▶ **To be done**:
Leave out any pictures and transcribe all other data below exactly.

((

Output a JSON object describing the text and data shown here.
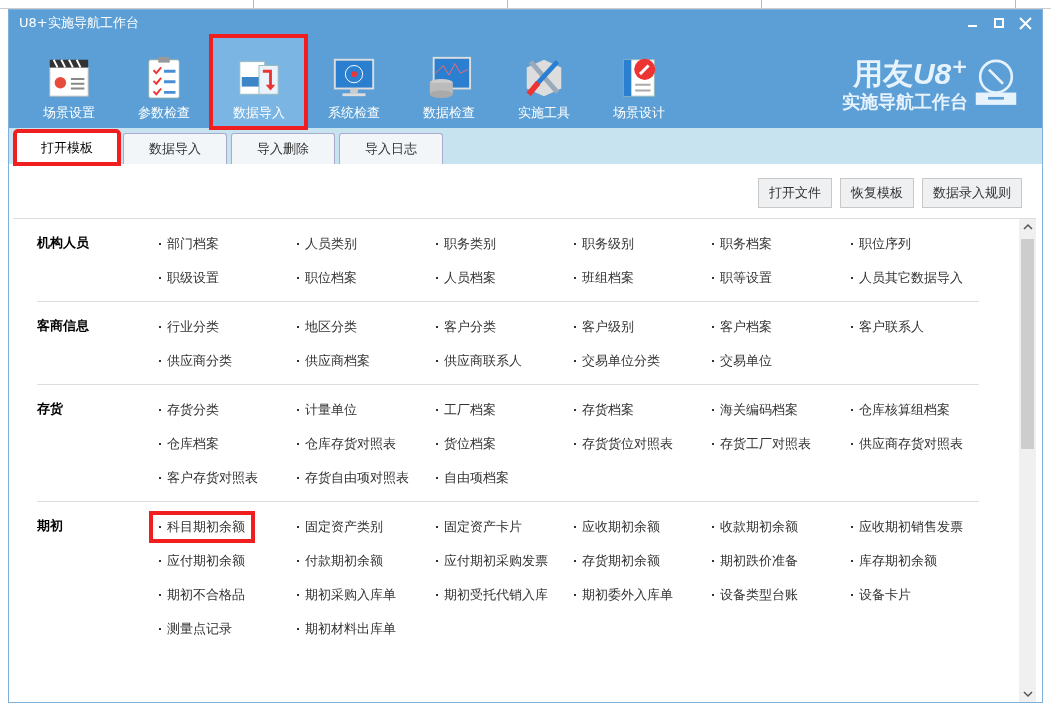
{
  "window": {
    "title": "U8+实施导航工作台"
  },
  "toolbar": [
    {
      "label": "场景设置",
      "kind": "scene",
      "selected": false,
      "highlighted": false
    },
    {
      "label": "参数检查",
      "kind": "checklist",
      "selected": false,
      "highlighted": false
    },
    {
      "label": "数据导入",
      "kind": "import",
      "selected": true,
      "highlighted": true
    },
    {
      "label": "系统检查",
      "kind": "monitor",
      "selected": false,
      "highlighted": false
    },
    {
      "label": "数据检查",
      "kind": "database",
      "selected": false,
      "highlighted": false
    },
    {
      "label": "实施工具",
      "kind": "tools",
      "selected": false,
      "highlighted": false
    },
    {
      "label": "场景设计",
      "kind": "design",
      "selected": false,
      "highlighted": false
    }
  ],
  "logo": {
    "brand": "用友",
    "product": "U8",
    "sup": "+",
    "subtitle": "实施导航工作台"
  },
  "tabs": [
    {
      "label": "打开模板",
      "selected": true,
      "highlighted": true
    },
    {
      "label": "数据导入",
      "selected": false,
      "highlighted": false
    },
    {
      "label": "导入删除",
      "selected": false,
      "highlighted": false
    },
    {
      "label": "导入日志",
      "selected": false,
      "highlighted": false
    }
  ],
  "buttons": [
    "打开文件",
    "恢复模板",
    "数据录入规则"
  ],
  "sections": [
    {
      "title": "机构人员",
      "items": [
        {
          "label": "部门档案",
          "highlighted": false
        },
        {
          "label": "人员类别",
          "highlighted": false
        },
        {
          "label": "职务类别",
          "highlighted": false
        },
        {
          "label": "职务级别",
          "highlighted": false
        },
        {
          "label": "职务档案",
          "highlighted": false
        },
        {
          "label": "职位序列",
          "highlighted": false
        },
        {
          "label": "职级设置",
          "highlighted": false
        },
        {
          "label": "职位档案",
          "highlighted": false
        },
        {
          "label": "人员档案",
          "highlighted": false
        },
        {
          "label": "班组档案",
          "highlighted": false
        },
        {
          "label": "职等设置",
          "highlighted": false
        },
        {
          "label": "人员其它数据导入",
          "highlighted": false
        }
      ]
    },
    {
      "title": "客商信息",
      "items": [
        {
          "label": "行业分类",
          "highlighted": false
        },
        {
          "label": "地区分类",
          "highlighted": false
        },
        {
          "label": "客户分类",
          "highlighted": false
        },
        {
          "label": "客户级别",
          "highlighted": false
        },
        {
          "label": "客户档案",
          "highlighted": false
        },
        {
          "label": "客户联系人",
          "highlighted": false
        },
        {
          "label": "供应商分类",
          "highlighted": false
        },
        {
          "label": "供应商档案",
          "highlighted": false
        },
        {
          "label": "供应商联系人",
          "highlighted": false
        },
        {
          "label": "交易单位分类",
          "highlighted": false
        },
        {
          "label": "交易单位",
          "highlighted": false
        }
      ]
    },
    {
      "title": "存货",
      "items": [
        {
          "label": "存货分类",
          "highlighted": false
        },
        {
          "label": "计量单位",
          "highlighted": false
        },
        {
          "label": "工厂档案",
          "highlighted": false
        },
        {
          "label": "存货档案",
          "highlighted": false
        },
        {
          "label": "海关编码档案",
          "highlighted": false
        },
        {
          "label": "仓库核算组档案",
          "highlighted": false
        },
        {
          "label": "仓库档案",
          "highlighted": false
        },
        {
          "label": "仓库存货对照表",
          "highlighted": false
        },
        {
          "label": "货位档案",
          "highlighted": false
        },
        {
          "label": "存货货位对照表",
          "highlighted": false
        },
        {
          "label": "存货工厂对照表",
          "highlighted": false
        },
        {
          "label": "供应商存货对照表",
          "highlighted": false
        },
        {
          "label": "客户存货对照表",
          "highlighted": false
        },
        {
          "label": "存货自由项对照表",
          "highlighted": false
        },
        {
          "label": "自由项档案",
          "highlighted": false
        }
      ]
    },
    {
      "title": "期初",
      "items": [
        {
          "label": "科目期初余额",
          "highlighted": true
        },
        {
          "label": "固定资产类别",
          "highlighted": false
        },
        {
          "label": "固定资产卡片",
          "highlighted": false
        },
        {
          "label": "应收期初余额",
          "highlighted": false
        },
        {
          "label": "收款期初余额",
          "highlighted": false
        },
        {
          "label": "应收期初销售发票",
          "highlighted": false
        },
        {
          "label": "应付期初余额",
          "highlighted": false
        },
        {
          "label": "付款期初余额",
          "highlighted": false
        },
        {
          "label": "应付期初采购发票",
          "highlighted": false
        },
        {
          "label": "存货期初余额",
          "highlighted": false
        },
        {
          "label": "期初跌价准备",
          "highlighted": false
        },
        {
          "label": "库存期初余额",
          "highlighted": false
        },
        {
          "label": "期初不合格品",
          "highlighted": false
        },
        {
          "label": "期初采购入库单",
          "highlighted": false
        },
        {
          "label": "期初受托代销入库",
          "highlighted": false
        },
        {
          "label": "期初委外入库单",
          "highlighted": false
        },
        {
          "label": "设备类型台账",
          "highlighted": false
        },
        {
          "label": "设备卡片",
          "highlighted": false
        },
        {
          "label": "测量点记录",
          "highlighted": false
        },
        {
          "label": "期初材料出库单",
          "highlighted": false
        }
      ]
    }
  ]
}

))

▶ **Exercise output**:
Output a JSON object describing the text and data shown here.
{
  "window": {
    "title": "U8+实施导航工作台"
  },
  "toolbar": [
    {
      "label": "场景设置",
      "kind": "scene",
      "selected": false,
      "highlighted": false
    },
    {
      "label": "参数检查",
      "kind": "checklist",
      "selected": false,
      "highlighted": false
    },
    {
      "label": "数据导入",
      "kind": "import",
      "selected": true,
      "highlighted": true
    },
    {
      "label": "系统检查",
      "kind": "monitor",
      "selected": false,
      "highlighted": false
    },
    {
      "label": "数据检查",
      "kind": "database",
      "selected": false,
      "highlighted": false
    },
    {
      "label": "实施工具",
      "kind": "tools",
      "selected": false,
      "highlighted": false
    },
    {
      "label": "场景设计",
      "kind": "design",
      "selected": false,
      "highlighted": false
    }
  ],
  "logo": {
    "brand": "用友",
    "product": "U8",
    "sup": "+",
    "subtitle": "实施导航工作台"
  },
  "tabs": [
    {
      "label": "打开模板",
      "selected": true,
      "highlighted": true
    },
    {
      "label": "数据导入",
      "selected": false,
      "highlighted": false
    },
    {
      "label": "导入删除",
      "selected": false,
      "highlighted": false
    },
    {
      "label": "导入日志",
      "selected": false,
      "highlighted": false
    }
  ],
  "buttons": [
    "打开文件",
    "恢复模板",
    "数据录入规则"
  ],
  "sections": [
    {
      "title": "机构人员",
      "items": [
        {
          "label": "部门档案",
          "highlighted": false
        },
        {
          "label": "人员类别",
          "highlighted": false
        },
        {
          "label": "职务类别",
          "highlighted": false
        },
        {
          "label": "职务级别",
          "highlighted": false
        },
        {
          "label": "职务档案",
          "highlighted": false
        },
        {
          "label": "职位序列",
          "highlighted": false
        },
        {
          "label": "职级设置",
          "highlighted": false
        },
        {
          "label": "职位档案",
          "highlighted": false
        },
        {
          "label": "人员档案",
          "highlighted": false
        },
        {
          "label": "班组档案",
          "highlighted": false
        },
        {
          "label": "职等设置",
          "highlighted": false
        },
        {
          "label": "人员其它数据导入",
          "highlighted": false
        }
      ]
    },
    {
      "title": "客商信息",
      "items": [
        {
          "label": "行业分类",
          "highlighted": false
        },
        {
          "label": "地区分类",
          "highlighted": false
        },
        {
          "label": "客户分类",
          "highlighted": false
        },
        {
          "label": "客户级别",
          "highlighted": false
        },
        {
          "label": "客户档案",
          "highlighted": false
        },
        {
          "label": "客户联系人",
          "highlighted": false
        },
        {
          "label": "供应商分类",
          "highlighted": false
        },
        {
          "label": "供应商档案",
          "highlighted": false
        },
        {
          "label": "供应商联系人",
          "highlighted": false
        },
        {
          "label": "交易单位分类",
          "highlighted": false
        },
        {
          "label": "交易单位",
          "highlighted": false
        }
      ]
    },
    {
      "title": "存货",
      "items": [
        {
          "label": "存货分类",
          "highlighted": false
        },
        {
          "label": "计量单位",
          "highlighted": false
        },
        {
          "label": "工厂档案",
          "highlighted": false
        },
        {
          "label": "存货档案",
          "highlighted": false
        },
        {
          "label": "海关编码档案",
          "highlighted": false
        },
        {
          "label": "仓库核算组档案",
          "highlighted": false
        },
        {
          "label": "仓库档案",
          "highlighted": false
        },
        {
          "label": "仓库存货对照表",
          "highlighted": false
        },
        {
          "label": "货位档案",
          "highlighted": false
        },
        {
          "label": "存货货位对照表",
          "highlighted": false
        },
        {
          "label": "存货工厂对照表",
          "highlighted": false
        },
        {
          "label": "供应商存货对照表",
          "highlighted": false
        },
        {
          "label": "客户存货对照表",
          "highlighted": false
        },
        {
          "label": "存货自由项对照表",
          "highlighted": false
        },
        {
          "label": "自由项档案",
          "highlighted": false
        }
      ]
    },
    {
      "title": "期初",
      "items": [
        {
          "label": "科目期初余额",
          "highlighted": true
        },
        {
          "label": "固定资产类别",
          "highlighted": false
        },
        {
          "label": "固定资产卡片",
          "highlighted": false
        },
        {
          "label": "应收期初余额",
          "highlighted": false
        },
        {
          "label": "收款期初余额",
          "highlighted": false
        },
        {
          "label": "应收期初销售发票",
          "highlighted": false
        },
        {
          "label": "应付期初余额",
          "highlighted": false
        },
        {
          "label": "付款期初余额",
          "highlighted": false
        },
        {
          "label": "应付期初采购发票",
          "highlighted": false
        },
        {
          "label": "存货期初余额",
          "highlighted": false
        },
        {
          "label": "期初跌价准备",
          "highlighted": false
        },
        {
          "label": "库存期初余额",
          "highlighted": false
        },
        {
          "label": "期初不合格品",
          "highlighted": false
        },
        {
          "label": "期初采购入库单",
          "highlighted": false
        },
        {
          "label": "期初受托代销入库",
          "highlighted": false
        },
        {
          "label": "期初委外入库单",
          "highlighted": false
        },
        {
          "label": "设备类型台账",
          "highlighted": false
        },
        {
          "label": "设备卡片",
          "highlighted": false
        },
        {
          "label": "测量点记录",
          "highlighted": false
        },
        {
          "label": "期初材料出库单",
          "highlighted": false
        }
      ]
    }
  ]
}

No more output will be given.